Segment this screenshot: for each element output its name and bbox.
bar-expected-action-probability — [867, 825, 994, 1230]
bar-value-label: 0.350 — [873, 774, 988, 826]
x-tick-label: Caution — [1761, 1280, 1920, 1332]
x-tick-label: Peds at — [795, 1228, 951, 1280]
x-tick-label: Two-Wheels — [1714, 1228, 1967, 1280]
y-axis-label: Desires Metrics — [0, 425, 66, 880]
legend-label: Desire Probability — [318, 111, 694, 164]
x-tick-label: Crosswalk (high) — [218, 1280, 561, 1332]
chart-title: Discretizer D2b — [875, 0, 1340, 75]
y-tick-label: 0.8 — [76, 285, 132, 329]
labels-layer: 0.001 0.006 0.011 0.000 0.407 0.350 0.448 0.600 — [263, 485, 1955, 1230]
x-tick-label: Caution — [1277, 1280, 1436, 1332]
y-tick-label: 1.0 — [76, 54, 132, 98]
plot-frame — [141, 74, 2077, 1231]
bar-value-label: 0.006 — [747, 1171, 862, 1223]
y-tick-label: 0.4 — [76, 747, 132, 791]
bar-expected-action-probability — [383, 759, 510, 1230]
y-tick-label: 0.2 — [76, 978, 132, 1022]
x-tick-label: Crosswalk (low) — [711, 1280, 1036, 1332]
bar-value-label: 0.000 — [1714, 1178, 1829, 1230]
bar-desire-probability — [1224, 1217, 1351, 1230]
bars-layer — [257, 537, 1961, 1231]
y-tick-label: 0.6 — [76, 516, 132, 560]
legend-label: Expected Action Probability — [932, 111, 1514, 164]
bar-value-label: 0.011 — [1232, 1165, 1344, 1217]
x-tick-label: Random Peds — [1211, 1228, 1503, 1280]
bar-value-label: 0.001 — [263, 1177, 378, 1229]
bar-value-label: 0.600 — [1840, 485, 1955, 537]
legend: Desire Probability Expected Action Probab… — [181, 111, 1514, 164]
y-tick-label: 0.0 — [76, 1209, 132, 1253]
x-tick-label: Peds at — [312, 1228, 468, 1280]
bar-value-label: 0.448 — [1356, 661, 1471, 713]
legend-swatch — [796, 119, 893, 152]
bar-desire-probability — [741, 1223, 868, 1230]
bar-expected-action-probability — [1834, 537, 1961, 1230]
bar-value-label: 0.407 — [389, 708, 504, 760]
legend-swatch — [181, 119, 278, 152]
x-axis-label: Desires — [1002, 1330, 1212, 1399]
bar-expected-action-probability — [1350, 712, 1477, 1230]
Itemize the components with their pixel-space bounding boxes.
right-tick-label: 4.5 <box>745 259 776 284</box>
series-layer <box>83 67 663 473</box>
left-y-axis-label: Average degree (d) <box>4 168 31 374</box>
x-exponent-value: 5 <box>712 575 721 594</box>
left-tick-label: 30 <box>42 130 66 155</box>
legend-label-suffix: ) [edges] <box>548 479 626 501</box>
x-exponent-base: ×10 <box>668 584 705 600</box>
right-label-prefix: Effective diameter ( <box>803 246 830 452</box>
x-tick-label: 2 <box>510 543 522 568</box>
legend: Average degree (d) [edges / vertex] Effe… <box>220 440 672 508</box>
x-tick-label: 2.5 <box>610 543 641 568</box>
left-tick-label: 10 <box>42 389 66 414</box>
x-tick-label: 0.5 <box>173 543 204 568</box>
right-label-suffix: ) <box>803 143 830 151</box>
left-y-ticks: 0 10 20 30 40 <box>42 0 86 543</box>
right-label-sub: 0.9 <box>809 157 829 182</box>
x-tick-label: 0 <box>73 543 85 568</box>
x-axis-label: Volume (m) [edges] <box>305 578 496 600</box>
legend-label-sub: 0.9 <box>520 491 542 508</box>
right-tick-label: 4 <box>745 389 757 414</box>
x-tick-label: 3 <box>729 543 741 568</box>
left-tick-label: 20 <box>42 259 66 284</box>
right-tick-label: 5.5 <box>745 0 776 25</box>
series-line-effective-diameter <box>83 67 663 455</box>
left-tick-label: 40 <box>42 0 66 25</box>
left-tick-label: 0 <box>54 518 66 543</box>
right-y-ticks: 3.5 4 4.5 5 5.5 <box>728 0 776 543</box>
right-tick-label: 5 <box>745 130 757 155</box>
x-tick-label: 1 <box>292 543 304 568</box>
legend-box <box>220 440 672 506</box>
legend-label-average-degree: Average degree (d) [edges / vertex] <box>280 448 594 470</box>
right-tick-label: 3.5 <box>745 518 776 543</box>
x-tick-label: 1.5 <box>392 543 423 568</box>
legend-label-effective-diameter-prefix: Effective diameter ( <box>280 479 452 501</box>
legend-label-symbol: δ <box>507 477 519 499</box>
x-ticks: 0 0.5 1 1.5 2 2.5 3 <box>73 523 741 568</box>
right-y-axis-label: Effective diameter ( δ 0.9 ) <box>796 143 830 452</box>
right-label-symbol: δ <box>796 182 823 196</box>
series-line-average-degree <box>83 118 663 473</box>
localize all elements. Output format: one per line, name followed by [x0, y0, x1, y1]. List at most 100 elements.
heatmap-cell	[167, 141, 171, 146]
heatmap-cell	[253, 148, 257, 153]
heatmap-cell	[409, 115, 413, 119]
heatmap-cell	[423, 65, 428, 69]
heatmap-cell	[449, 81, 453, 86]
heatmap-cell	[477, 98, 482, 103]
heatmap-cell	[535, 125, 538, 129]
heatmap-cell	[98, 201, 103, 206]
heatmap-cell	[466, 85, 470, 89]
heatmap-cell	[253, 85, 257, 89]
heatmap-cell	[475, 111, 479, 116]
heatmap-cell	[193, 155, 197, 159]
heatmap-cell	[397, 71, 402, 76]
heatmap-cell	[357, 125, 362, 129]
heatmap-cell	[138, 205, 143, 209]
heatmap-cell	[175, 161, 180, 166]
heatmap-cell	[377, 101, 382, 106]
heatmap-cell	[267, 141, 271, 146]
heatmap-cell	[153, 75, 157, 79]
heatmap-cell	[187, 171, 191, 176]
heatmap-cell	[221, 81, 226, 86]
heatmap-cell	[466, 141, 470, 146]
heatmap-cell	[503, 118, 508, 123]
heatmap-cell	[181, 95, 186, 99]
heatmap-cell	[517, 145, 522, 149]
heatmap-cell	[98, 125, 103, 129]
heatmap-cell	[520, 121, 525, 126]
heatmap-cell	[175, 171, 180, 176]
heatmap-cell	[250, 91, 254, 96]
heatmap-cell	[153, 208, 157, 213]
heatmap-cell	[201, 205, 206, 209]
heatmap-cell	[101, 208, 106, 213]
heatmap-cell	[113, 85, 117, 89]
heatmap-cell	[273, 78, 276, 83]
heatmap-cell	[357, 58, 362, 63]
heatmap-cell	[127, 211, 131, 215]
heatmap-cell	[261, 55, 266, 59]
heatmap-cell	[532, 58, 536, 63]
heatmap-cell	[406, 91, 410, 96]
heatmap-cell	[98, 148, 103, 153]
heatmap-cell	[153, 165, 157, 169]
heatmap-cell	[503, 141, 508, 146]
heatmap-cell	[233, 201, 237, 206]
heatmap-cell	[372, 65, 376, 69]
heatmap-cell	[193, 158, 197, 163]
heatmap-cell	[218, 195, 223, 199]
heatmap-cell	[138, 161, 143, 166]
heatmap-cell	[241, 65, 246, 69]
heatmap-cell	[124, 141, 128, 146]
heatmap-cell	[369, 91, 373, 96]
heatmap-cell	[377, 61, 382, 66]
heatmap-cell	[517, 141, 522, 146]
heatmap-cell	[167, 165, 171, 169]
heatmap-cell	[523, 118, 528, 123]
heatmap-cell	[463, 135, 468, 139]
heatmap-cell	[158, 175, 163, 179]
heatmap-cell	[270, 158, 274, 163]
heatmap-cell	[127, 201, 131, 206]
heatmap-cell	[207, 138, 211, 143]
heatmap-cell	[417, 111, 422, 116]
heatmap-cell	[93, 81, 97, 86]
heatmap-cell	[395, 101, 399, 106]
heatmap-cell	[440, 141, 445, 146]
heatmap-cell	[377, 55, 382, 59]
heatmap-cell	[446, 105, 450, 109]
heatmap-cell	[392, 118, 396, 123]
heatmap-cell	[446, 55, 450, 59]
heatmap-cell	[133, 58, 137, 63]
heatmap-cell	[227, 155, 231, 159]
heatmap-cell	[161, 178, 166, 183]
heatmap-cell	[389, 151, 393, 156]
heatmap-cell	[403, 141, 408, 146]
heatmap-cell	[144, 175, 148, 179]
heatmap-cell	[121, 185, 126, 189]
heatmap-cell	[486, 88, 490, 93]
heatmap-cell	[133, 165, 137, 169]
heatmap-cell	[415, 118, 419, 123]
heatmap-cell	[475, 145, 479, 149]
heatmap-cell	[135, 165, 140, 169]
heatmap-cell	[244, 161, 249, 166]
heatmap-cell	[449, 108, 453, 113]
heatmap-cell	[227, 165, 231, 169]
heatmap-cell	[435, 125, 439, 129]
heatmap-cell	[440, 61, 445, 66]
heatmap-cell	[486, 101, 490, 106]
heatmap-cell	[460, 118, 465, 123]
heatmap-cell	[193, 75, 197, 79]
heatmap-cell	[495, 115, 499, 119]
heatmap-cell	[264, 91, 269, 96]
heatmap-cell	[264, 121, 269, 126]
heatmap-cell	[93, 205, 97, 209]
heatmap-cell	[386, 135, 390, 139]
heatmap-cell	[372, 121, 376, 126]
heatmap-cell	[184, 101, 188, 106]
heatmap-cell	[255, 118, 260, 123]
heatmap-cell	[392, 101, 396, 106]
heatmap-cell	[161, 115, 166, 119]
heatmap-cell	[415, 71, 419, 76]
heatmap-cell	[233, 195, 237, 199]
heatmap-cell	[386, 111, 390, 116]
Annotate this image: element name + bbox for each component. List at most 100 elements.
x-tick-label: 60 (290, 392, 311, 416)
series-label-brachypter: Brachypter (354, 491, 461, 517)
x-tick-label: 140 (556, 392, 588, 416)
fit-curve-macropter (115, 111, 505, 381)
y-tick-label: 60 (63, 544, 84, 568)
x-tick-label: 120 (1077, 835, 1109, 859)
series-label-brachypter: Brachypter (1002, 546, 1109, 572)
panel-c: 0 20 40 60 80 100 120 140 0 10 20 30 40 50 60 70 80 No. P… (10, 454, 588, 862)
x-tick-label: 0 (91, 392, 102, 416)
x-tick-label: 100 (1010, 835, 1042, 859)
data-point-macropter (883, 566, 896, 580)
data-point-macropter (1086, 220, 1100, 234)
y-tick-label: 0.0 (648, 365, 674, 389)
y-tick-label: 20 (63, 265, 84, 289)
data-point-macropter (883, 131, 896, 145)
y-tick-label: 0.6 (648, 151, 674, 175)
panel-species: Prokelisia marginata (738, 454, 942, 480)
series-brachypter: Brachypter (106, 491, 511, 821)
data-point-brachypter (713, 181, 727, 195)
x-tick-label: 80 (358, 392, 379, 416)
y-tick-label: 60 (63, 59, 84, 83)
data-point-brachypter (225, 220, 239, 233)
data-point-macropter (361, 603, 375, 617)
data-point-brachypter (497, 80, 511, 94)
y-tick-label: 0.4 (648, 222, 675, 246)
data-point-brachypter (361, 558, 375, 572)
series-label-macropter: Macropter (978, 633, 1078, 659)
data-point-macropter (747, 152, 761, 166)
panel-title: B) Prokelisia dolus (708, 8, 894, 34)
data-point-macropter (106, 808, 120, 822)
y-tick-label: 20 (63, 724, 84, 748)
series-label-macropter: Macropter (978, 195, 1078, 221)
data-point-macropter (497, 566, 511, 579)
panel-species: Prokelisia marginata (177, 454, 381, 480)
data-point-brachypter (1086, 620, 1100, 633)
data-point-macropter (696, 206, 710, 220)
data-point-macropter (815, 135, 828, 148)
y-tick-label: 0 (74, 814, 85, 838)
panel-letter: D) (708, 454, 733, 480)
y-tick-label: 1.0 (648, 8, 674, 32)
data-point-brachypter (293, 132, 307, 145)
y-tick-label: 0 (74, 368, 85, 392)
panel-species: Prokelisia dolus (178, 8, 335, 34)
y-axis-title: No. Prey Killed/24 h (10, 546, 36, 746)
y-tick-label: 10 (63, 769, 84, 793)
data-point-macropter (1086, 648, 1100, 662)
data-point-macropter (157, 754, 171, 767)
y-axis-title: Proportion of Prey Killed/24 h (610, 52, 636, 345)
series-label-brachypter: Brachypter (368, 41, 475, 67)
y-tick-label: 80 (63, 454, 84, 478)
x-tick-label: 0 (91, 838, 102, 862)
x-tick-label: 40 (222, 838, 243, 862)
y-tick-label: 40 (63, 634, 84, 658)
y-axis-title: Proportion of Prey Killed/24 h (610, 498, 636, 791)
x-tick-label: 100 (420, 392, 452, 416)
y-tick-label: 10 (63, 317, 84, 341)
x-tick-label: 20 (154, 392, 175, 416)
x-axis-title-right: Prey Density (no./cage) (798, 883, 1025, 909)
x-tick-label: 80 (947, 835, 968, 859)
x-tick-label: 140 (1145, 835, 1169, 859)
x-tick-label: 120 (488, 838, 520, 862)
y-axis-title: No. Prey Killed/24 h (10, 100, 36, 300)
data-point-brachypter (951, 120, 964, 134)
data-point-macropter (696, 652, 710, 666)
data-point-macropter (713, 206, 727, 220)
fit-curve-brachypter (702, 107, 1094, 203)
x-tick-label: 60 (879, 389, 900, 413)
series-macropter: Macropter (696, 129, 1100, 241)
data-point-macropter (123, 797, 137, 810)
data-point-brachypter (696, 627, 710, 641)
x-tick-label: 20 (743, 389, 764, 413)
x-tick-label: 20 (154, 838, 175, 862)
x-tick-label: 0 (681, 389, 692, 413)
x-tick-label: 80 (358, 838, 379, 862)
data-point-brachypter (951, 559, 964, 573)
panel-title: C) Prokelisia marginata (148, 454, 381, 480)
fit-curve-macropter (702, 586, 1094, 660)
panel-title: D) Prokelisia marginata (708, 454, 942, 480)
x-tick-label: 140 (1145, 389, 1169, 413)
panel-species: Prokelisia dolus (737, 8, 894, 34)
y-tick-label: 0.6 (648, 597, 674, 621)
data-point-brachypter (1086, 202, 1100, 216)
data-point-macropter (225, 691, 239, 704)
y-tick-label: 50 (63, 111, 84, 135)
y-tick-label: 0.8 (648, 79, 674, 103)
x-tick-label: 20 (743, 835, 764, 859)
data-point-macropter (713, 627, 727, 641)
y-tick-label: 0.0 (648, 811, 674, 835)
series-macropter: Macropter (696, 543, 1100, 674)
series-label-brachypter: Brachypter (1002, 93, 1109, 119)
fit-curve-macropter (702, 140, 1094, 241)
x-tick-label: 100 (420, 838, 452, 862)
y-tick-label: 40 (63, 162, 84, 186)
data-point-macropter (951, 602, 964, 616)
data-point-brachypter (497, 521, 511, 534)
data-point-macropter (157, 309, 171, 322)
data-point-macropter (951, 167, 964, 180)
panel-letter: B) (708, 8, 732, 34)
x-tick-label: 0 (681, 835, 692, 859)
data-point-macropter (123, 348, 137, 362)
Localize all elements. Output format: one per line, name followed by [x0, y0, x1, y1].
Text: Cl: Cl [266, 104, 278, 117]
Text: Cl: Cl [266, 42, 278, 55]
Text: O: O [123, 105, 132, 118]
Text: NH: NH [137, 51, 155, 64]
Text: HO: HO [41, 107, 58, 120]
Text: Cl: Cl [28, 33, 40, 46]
────────────────────────────────────────
- _GIVEN REQUEST_: Copy the items from the very beginning through the line containing "x-tick-label: Peds at — [795, 1228, 951, 1280]", swapping in "bounding box" wherever "bbox" appears and leaving everything else unchanged.

- _WRITTEN REPLY_:
Segment this screenshot: for each element output its name and bounding box.
bar-expected-action-probability — [867, 825, 994, 1230]
bar-value-label: 0.350 — [873, 774, 988, 826]
x-tick-label: Caution — [1761, 1280, 1920, 1332]
x-tick-label: Peds at — [795, 1228, 951, 1280]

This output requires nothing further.